Search the records below for the word "later". Pull out each line that has it.

start

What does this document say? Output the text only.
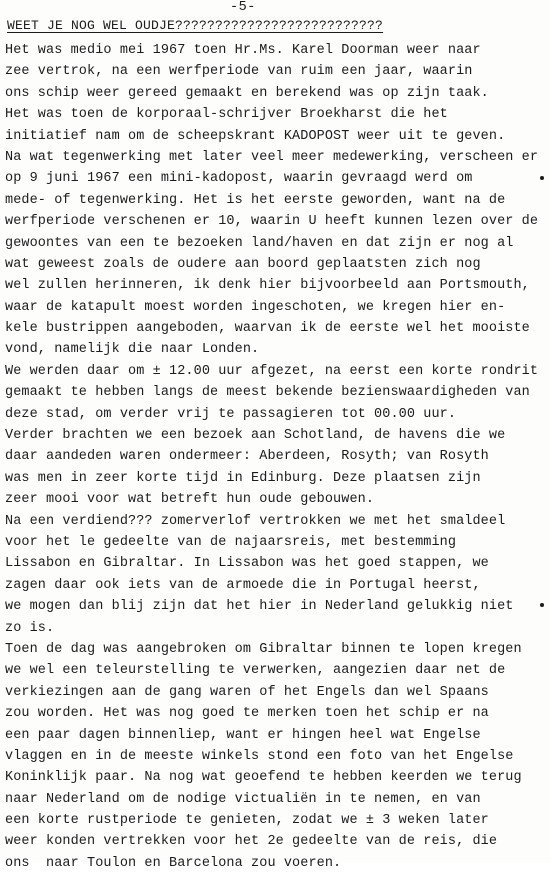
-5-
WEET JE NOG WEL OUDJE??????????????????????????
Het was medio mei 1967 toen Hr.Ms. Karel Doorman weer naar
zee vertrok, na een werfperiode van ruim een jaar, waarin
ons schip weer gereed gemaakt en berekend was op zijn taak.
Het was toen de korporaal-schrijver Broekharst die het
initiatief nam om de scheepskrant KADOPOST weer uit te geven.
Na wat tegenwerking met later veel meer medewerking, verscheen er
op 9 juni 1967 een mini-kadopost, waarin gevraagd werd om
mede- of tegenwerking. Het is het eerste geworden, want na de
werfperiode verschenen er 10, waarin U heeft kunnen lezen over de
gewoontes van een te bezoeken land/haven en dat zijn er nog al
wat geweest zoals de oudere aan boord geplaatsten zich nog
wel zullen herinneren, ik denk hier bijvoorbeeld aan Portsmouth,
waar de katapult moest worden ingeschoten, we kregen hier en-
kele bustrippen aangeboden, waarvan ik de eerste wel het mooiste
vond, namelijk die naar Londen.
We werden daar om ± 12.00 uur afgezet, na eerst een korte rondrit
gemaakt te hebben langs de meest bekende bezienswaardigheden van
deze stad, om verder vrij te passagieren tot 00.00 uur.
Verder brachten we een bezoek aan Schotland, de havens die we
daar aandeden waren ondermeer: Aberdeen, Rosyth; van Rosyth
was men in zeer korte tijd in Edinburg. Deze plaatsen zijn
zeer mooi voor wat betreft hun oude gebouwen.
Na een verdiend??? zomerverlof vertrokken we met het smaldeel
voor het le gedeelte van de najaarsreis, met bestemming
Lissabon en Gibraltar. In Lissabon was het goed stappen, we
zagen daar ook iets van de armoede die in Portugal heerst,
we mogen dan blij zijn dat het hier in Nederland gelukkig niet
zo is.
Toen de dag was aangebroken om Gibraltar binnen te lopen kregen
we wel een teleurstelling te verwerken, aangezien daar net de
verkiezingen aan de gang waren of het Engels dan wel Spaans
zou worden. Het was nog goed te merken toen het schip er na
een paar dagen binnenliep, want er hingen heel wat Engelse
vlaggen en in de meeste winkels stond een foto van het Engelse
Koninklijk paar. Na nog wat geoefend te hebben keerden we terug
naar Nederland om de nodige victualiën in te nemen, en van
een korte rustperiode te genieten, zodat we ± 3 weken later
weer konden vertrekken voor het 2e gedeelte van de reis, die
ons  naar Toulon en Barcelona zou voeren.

end
start

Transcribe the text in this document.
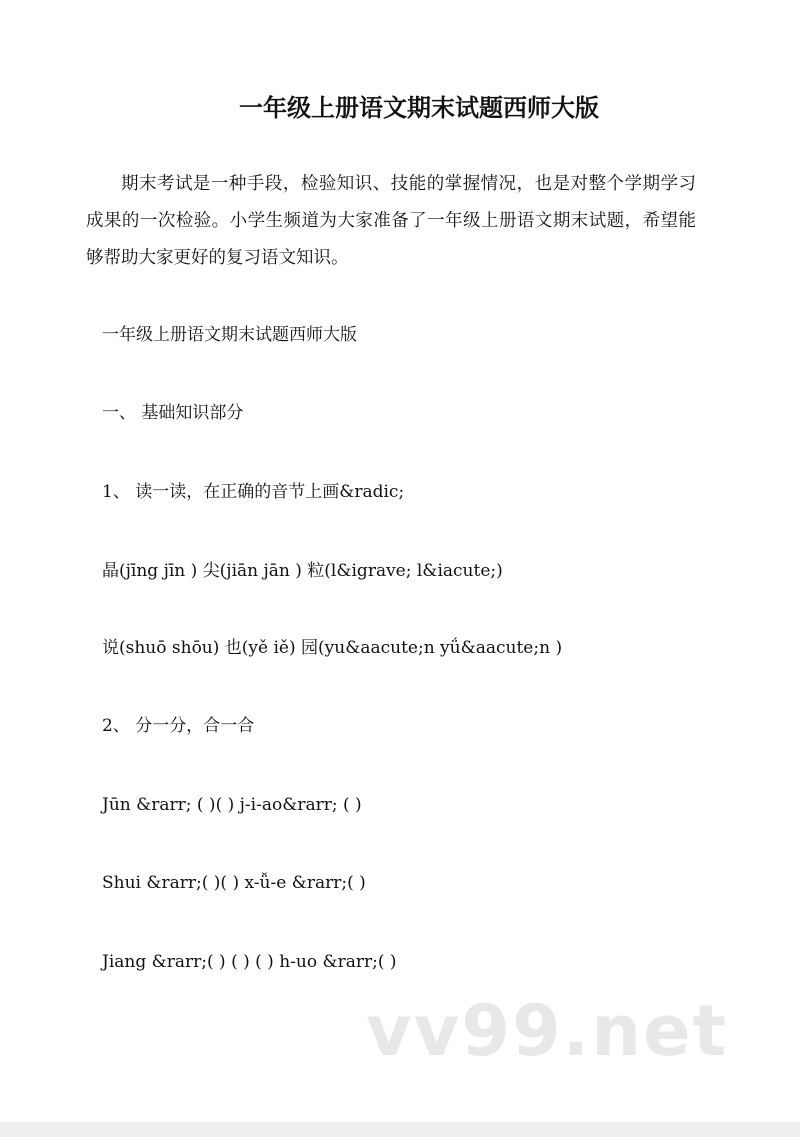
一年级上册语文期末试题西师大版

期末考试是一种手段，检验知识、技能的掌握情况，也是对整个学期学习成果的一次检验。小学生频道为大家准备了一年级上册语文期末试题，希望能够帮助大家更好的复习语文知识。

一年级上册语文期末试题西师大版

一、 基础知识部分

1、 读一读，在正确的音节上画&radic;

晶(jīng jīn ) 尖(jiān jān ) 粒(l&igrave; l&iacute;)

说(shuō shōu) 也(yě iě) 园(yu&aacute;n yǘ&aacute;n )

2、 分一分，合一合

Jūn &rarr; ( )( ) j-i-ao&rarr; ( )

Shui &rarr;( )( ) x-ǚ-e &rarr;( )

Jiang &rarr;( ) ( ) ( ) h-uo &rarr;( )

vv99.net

end

Response to this task:
Na wat tegenwerking met later veel meer medewerking, verscheen er
een korte rustperiode te genieten, zodat we ± 3 weken later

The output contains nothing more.